Dataset items

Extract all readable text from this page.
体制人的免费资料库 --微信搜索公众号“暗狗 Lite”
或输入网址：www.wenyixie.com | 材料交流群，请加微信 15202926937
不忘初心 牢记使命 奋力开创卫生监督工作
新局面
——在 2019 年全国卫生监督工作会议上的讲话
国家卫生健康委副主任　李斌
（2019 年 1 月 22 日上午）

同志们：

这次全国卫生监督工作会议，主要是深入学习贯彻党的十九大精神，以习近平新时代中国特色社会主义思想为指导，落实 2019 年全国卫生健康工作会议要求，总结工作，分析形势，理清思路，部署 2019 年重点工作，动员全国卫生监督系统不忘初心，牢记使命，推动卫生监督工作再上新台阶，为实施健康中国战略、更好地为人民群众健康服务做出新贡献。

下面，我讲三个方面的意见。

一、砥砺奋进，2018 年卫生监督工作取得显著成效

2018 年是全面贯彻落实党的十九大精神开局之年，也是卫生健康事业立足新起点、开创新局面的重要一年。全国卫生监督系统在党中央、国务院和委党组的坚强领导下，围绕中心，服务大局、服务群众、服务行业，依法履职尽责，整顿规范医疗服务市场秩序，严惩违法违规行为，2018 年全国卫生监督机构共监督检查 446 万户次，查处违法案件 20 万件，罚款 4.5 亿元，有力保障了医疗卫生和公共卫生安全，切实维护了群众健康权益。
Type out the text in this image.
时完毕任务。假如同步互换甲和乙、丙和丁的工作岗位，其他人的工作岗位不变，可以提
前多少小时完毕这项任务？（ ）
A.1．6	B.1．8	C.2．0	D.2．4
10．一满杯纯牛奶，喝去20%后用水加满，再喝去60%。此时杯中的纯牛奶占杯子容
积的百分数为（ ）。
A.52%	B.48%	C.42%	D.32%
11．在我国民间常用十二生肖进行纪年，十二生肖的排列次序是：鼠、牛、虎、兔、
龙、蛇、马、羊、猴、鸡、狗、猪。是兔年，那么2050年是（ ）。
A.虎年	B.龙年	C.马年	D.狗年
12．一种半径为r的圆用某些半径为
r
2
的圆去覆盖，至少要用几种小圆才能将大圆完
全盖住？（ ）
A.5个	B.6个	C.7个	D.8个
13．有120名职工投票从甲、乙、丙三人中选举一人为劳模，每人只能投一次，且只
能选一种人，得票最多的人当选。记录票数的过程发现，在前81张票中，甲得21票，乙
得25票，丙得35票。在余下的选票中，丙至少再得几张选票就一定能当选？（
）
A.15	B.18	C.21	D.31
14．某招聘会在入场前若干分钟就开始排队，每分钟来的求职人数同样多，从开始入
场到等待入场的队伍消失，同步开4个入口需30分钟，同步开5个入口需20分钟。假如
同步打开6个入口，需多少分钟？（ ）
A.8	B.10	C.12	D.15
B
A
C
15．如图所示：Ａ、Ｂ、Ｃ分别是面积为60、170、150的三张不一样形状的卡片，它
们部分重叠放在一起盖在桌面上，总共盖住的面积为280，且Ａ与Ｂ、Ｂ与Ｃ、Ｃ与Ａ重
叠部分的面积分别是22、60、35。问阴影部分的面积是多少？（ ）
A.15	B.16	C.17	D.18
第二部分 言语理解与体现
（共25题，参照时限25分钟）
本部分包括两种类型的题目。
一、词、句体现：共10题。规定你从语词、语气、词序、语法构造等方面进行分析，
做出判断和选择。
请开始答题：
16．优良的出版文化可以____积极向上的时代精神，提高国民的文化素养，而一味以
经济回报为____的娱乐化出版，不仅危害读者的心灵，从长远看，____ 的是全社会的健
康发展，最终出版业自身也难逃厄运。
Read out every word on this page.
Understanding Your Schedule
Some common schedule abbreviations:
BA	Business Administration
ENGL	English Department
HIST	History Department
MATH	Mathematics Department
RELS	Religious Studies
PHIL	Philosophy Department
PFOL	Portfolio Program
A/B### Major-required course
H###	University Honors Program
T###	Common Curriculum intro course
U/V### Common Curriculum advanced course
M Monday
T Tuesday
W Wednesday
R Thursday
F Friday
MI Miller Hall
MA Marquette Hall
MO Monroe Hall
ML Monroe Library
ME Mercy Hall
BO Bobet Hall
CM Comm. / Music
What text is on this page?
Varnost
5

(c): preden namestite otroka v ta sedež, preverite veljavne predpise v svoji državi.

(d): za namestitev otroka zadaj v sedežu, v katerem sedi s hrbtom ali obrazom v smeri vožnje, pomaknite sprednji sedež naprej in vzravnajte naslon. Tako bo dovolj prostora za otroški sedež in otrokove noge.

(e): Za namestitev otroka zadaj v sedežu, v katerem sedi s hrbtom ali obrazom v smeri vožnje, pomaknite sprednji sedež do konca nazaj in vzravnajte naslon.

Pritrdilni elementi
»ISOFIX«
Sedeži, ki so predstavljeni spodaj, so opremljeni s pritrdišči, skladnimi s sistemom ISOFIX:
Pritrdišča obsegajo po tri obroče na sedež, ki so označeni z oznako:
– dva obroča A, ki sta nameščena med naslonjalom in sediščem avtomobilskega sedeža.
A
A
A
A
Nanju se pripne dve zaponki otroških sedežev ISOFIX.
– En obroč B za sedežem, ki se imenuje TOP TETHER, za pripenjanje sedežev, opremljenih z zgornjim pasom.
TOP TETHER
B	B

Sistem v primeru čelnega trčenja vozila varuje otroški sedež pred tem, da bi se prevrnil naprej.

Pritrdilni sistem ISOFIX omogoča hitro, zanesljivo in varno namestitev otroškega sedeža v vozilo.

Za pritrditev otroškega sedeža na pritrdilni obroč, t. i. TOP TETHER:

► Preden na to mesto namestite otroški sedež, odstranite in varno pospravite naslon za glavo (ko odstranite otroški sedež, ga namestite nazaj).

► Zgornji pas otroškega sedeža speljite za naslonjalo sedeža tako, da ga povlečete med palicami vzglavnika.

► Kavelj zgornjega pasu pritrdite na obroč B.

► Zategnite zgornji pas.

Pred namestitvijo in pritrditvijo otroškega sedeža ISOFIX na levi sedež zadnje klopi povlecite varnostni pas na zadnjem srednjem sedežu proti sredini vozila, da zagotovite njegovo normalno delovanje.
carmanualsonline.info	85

- **EXERCISE BRIEF**
Reproduce the entries above exactly.

- **REPLY TO THE EXERCISE**
Extract all readable text from this page.
体制人的免费资料库 --微信搜索公众号“暗狗 Lite”
或输入网址：www.wenyixie.com | 材料交流群，请加微信 15202926937
不忘初心 牢记使命 奋力开创卫生监督工作
新局面
——在 2019 年全国卫生监督工作会议上的讲话
国家卫生健康委副主任　李斌
（2019 年 1 月 22 日上午）

同志们：

这次全国卫生监督工作会议，主要是深入学习贯彻党的十九大精神，以习近平新时代中国特色社会主义思想为指导，落实 2019 年全国卫生健康工作会议要求，总结工作，分析形势，理清思路，部署 2019 年重点工作，动员全国卫生监督系统不忘初心，牢记使命，推动卫生监督工作再上新台阶，为实施健康中国战略、更好地为人民群众健康服务做出新贡献。

下面，我讲三个方面的意见。

一、砥砺奋进，2018 年卫生监督工作取得显著成效

2018 年是全面贯彻落实党的十九大精神开局之年，也是卫生健康事业立足新起点、开创新局面的重要一年。全国卫生监督系统在党中央、国务院和委党组的坚强领导下，围绕中心，服务大局、服务群众、服务行业，依法履职尽责，整顿规范医疗服务市场秩序，严惩违法违规行为，2018 年全国卫生监督机构共监督检查 446 万户次，查处违法案件 20 万件，罚款 4.5 亿元，有力保障了医疗卫生和公共卫生安全，切实维护了群众健康权益。
Type out the text in this image.
时完毕任务。假如同步互换甲和乙、丙和丁的工作岗位，其他人的工作岗位不变，可以提
前多少小时完毕这项任务？（ ）
A.1．6	B.1．8	C.2．0	D.2．4
10．一满杯纯牛奶，喝去20%后用水加满，再喝去60%。此时杯中的纯牛奶占杯子容
积的百分数为（ ）。
A.52%	B.48%	C.42%	D.32%
11．在我国民间常用十二生肖进行纪年，十二生肖的排列次序是：鼠、牛、虎、兔、
龙、蛇、马、羊、猴、鸡、狗、猪。是兔年，那么2050年是（ ）。
A.虎年	B.龙年	C.马年	D.狗年
12．一种半径为r的圆用某些半径为
r
2
的圆去覆盖，至少要用几种小圆才能将大圆完
全盖住？（ ）
A.5个	B.6个	C.7个	D.8个
13．有120名职工投票从甲、乙、丙三人中选举一人为劳模，每人只能投一次，且只
能选一种人，得票最多的人当选。记录票数的过程发现，在前81张票中，甲得21票，乙
得25票，丙得35票。在余下的选票中，丙至少再得几张选票就一定能当选？（
）
A.15	B.18	C.21	D.31
14．某招聘会在入场前若干分钟就开始排队，每分钟来的求职人数同样多，从开始入
场到等待入场的队伍消失，同步开4个入口需30分钟，同步开5个入口需20分钟。假如
同步打开6个入口，需多少分钟？（ ）
A.8	B.10	C.12	D.15
B
A
C
15．如图所示：Ａ、Ｂ、Ｃ分别是面积为60、170、150的三张不一样形状的卡片，它
们部分重叠放在一起盖在桌面上，总共盖住的面积为280，且Ａ与Ｂ、Ｂ与Ｃ、Ｃ与Ａ重
叠部分的面积分别是22、60、35。问阴影部分的面积是多少？（ ）
A.15	B.16	C.17	D.18
第二部分 言语理解与体现
（共25题，参照时限25分钟）
本部分包括两种类型的题目。
一、词、句体现：共10题。规定你从语词、语气、词序、语法构造等方面进行分析，
做出判断和选择。
请开始答题：
16．优良的出版文化可以____积极向上的时代精神，提高国民的文化素养，而一味以
经济回报为____的娱乐化出版，不仅危害读者的心灵，从长远看，____ 的是全社会的健
康发展，最终出版业自身也难逃厄运。
Read out every word on this page.
Understanding Your Schedule
Some common schedule abbreviations:
BA	Business Administration
ENGL	English Department
HIST	History Department
MATH	Mathematics Department
RELS	Religious Studies
PHIL	Philosophy Department
PFOL	Portfolio Program
A/B### Major-required course
H###	University Honors Program
T###	Common Curriculum intro course
U/V### Common Curriculum advanced course
M Monday
T Tuesday
W Wednesday
R Thursday
F Friday
MI Miller Hall
MA Marquette Hall
MO Monroe Hall
ML Monroe Library
ME Mercy Hall
BO Bobet Hall
CM Comm. / Music
What text is on this page?
Varnost
5

(c): preden namestite otroka v ta sedež, preverite veljavne predpise v svoji državi.

(d): za namestitev otroka zadaj v sedežu, v katerem sedi s hrbtom ali obrazom v smeri vožnje, pomaknite sprednji sedež naprej in vzravnajte naslon. Tako bo dovolj prostora za otroški sedež in otrokove noge.

(e): Za namestitev otroka zadaj v sedežu, v katerem sedi s hrbtom ali obrazom v smeri vožnje, pomaknite sprednji sedež do konca nazaj in vzravnajte naslon.

Pritrdilni elementi
»ISOFIX«
Sedeži, ki so predstavljeni spodaj, so opremljeni s pritrdišči, skladnimi s sistemom ISOFIX:
Pritrdišča obsegajo po tri obroče na sedež, ki so označeni z oznako:
– dva obroča A, ki sta nameščena med naslonjalom in sediščem avtomobilskega sedeža.
A
A
A
A
Nanju se pripne dve zaponki otroških sedežev ISOFIX.
– En obroč B za sedežem, ki se imenuje TOP TETHER, za pripenjanje sedežev, opremljenih z zgornjim pasom.
TOP TETHER
B	B

Sistem v primeru čelnega trčenja vozila varuje otroški sedež pred tem, da bi se prevrnil naprej.

Pritrdilni sistem ISOFIX omogoča hitro, zanesljivo in varno namestitev otroškega sedeža v vozilo.

Za pritrditev otroškega sedeža na pritrdilni obroč, t. i. TOP TETHER:

► Preden na to mesto namestite otroški sedež, odstranite in varno pospravite naslon za glavo (ko odstranite otroški sedež, ga namestite nazaj).

► Zgornji pas otroškega sedeža speljite za naslonjalo sedeža tako, da ga povlečete med palicami vzglavnika.

► Kavelj zgornjega pasu pritrdite na obroč B.

► Zategnite zgornji pas.

Pred namestitvijo in pritrditvijo otroškega sedeža ISOFIX na levi sedež zadnje klopi povlecite varnostni pas na zadnjem srednjem sedežu proti sredini vozila, da zagotovite njegovo normalno delovanje.
carmanualsonline.info	85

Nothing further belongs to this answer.